§ Task
Name every agent that the platelet secretion abstract below reports using to induce platelet phosphorylation or secretion.

§ Provided passage
···

Synergy between Ca2+ and protein kinase C is the major factor in determining the level of secretion from human platelets.

The aim of this study was to establish further the role of protein kinase C in aggregation and secretion of 5-hydroxytryptamine (5-HT) from human platelets by using the selective inhibitor Ro 31-8220. Ro 31-8220 (3 microM) inhibited completely phosphorylation of pleckstrin, the major protein kinase C substrate, induced by thrombin, A23187 or phorbol dibutyrate (PDBu). Myosin light-chain phosphorylation induced by PDBu was also inhibited completely, but that induced by thrombin or A23187 was only inhibited partially. As myosin light chain is a substrate for both myosin light-chain kinase and protein kinase C, these results suggest that Ro 31-8220 is inhibiting only the protein kinase C-induced phosphorylation and that Ro 31-8220 has a greater selectivity to protein kinase C than does its structural analogue staurosporine. The stimulation of secretion of 5-HT by maximally effective concentrations of thrombin and A23187 was decreased significantly by 3 microM Ro 31-8220, but not inhibited completely. These results indicate a major role for protein kinase C in the stimulation of secretion by agonist- and ionophore-induced activation. On its own, a maximal concentration of PDBu induced a small degree of secretion (3.3 +/- 1.0%), but potentiated markedly the response to a submaximal concentration of A23187 (300 nM) to a level greater than seen with a maximal concentration of A23187. A similar set of results was also seen with aggregation, but not with shape change. We interpret these results to mean that the signalling event for secretion and aggregation is Ca2+, and this is potentiated markedly by protein kinase C. In the case of secretion, it appears that it is the synergy which is the major determining factor in influencing the extent.

···

§ Provided information
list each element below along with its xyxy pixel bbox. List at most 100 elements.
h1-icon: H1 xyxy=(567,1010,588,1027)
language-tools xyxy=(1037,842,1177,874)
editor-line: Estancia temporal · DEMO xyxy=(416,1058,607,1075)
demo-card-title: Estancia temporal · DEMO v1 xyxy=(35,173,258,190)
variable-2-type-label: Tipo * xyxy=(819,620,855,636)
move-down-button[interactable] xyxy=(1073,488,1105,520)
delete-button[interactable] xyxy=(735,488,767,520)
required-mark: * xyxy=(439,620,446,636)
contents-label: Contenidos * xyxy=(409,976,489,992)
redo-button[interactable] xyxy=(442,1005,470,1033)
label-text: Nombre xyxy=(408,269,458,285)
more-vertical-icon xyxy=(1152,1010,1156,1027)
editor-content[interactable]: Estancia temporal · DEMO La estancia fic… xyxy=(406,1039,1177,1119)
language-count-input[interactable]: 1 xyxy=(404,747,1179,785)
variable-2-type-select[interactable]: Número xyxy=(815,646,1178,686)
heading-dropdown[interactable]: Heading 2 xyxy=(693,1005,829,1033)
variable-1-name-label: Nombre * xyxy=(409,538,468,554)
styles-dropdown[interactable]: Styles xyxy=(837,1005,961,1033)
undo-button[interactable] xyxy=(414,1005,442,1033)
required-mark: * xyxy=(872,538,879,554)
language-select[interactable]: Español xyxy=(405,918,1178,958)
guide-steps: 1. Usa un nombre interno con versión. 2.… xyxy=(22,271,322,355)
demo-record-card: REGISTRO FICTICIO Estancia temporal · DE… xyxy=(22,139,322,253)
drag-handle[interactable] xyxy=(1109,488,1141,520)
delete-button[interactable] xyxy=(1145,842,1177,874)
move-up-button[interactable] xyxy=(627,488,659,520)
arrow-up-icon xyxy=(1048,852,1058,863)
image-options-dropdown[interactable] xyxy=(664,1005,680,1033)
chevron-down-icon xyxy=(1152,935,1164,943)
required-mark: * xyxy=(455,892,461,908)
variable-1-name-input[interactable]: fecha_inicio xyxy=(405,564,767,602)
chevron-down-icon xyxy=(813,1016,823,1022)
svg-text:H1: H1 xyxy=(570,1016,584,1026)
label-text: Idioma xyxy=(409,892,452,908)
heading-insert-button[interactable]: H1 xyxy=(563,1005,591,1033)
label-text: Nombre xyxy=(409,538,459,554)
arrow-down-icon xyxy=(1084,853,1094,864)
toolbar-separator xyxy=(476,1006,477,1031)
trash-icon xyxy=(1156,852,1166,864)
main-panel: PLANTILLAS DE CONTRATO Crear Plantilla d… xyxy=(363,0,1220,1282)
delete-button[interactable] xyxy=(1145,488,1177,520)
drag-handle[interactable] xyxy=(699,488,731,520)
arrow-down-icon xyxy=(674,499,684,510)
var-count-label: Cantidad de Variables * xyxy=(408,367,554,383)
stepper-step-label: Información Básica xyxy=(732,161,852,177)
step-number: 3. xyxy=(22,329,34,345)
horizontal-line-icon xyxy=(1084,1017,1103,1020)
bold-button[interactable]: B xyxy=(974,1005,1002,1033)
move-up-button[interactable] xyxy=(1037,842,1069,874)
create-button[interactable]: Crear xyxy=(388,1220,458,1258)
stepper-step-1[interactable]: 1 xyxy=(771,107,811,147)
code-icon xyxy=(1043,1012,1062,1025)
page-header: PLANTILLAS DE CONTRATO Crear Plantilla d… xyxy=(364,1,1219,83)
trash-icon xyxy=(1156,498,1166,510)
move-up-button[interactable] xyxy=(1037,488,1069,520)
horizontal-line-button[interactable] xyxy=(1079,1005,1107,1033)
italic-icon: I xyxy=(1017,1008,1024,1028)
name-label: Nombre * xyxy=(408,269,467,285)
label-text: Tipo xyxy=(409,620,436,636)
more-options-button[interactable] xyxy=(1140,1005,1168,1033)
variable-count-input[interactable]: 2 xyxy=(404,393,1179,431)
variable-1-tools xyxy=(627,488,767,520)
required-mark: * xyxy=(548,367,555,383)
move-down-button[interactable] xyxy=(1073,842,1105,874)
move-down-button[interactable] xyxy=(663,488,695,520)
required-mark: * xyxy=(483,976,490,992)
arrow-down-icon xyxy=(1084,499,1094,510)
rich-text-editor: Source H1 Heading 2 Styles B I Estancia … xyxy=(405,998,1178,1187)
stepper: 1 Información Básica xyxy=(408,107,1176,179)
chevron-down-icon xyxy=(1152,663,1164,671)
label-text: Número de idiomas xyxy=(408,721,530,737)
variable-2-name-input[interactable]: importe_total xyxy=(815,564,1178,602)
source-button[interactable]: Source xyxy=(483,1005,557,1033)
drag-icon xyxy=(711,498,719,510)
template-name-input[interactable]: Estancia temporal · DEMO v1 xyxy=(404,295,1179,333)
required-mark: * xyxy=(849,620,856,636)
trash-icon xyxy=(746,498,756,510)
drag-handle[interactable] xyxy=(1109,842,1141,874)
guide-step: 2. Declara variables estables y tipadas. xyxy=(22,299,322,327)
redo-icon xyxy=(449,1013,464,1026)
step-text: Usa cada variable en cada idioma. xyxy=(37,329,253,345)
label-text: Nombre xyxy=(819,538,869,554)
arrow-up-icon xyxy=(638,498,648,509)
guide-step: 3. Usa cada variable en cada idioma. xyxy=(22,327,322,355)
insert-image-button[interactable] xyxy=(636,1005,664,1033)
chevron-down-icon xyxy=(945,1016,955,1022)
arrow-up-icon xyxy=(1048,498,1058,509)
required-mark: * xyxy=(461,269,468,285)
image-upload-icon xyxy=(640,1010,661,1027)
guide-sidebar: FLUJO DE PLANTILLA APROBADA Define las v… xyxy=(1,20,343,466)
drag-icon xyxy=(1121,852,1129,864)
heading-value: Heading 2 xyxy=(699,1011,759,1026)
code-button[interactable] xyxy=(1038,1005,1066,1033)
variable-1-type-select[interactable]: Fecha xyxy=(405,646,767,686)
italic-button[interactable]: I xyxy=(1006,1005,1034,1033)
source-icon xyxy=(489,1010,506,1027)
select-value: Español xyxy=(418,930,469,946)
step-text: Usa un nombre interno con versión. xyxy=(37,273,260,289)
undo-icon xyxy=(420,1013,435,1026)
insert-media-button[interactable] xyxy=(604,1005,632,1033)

···

§ Your response
Thrombin, A23187, and phorbol dibutyrate (PDBu).